# The records
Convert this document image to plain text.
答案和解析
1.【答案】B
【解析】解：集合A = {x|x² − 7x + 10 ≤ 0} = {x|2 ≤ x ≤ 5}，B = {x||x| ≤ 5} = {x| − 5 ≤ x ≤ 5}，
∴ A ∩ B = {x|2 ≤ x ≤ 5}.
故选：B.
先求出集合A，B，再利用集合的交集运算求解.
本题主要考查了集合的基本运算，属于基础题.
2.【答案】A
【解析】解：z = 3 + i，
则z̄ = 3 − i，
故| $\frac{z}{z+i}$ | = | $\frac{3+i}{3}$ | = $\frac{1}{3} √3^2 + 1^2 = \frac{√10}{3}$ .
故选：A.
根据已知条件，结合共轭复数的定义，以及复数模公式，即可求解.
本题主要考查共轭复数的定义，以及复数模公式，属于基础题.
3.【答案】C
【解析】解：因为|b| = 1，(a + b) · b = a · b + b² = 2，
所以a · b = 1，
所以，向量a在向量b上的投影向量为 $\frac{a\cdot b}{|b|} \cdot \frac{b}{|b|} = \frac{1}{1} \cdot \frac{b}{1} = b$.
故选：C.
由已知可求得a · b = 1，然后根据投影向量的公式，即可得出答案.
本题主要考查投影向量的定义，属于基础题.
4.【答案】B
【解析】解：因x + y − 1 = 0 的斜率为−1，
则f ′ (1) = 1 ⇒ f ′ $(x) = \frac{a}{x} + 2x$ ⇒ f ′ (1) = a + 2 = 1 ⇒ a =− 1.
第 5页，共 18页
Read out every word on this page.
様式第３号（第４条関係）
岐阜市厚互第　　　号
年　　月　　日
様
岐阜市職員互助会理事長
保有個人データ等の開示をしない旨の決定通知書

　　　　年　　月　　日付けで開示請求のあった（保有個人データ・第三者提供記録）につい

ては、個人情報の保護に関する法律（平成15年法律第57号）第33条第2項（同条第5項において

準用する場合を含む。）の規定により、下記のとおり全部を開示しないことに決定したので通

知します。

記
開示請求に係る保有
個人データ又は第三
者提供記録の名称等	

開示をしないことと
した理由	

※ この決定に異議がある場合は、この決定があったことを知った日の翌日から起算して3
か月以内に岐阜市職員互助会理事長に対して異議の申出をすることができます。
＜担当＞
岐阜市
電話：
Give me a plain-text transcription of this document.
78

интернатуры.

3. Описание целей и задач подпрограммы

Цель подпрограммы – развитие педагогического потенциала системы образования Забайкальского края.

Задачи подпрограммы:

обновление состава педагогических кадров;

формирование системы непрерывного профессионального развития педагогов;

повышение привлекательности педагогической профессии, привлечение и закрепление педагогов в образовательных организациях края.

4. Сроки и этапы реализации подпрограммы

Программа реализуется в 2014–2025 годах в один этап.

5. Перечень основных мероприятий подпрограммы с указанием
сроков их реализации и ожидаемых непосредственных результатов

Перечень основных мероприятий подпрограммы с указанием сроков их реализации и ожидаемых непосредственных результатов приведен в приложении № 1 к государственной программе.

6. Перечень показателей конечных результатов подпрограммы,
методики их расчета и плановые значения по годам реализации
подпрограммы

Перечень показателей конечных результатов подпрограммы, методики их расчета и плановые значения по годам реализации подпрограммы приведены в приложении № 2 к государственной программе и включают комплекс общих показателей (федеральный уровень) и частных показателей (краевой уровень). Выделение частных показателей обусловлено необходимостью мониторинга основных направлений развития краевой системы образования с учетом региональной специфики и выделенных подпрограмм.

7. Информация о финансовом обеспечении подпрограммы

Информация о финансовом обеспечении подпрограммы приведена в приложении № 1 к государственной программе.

# Task brief
Gather all lines where the word "значения" appears.

# Response to this exercise
методики их расчета и плановые значения по годам реализации
Перечень показателей конечных результатов подпрограммы, методики их расчета и плановые значения по годам реализации подпрограммы приведены в приложении № 2 к государственной программе и включают комплекс общих показателей (федеральный уровень) и частных показателей (краевой уровень). Выделение частных показателей обусловлено необходимостью мониторинга основных направлений развития краевой системы образования с учетом региональной специфики и выделенных подпрограмм.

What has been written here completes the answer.